[Records that describe figures]
— begin —
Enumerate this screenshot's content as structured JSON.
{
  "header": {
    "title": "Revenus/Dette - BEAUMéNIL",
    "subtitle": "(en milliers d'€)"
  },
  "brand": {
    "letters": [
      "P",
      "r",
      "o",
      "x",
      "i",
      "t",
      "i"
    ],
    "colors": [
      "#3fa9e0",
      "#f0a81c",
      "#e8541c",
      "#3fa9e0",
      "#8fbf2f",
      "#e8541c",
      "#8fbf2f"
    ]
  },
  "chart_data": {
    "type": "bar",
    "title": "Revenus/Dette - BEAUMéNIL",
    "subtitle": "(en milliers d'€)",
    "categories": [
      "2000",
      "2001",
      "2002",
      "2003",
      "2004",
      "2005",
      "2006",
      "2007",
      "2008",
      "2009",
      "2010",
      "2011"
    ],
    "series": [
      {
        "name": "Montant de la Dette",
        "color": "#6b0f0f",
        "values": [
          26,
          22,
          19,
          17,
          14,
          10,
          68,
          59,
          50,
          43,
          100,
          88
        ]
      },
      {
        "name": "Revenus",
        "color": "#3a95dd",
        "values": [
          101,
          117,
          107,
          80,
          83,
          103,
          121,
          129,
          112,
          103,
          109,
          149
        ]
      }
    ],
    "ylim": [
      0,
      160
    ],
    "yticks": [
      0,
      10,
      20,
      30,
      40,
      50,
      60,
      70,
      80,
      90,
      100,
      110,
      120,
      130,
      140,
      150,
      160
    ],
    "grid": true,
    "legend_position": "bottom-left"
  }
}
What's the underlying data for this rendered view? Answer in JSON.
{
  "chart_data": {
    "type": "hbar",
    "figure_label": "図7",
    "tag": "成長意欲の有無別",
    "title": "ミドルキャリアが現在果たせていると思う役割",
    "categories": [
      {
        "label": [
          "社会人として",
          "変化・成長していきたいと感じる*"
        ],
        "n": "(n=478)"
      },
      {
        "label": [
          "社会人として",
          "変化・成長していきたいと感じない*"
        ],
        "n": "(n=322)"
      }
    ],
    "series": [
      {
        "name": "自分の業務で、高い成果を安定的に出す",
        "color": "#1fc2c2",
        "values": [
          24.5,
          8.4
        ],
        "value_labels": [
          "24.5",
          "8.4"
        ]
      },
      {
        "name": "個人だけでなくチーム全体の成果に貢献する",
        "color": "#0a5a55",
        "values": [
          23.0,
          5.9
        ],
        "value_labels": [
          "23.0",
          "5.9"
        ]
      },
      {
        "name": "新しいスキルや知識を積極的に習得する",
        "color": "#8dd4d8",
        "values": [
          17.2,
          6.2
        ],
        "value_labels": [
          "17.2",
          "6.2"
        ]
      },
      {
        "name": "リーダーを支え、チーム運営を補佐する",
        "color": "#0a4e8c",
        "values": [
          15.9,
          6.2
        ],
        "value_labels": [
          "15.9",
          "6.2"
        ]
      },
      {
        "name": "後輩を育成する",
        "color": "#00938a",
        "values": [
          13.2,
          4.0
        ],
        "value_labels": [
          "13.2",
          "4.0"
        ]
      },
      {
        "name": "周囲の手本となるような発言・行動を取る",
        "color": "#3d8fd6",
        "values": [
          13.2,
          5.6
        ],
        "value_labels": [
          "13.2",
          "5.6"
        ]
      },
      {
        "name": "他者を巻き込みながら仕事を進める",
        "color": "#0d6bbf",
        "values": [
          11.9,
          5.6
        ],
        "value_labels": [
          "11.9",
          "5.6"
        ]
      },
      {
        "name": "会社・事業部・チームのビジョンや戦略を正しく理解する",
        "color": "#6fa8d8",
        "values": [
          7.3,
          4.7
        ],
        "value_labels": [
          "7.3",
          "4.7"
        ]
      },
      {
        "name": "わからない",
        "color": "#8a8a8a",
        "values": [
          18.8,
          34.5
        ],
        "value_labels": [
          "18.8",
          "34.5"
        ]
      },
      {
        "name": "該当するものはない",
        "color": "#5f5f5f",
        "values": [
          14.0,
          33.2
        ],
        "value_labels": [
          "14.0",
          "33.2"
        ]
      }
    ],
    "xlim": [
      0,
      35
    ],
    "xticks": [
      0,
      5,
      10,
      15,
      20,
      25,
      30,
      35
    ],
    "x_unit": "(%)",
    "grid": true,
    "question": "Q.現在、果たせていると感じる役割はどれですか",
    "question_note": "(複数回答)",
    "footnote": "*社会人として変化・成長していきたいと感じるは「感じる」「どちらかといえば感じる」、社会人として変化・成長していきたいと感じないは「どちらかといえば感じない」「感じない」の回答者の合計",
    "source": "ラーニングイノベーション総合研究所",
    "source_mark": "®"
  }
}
— end —
Tally up the lines in the records that contain the word "JSON" and give only the total.

[Completed exercise]
2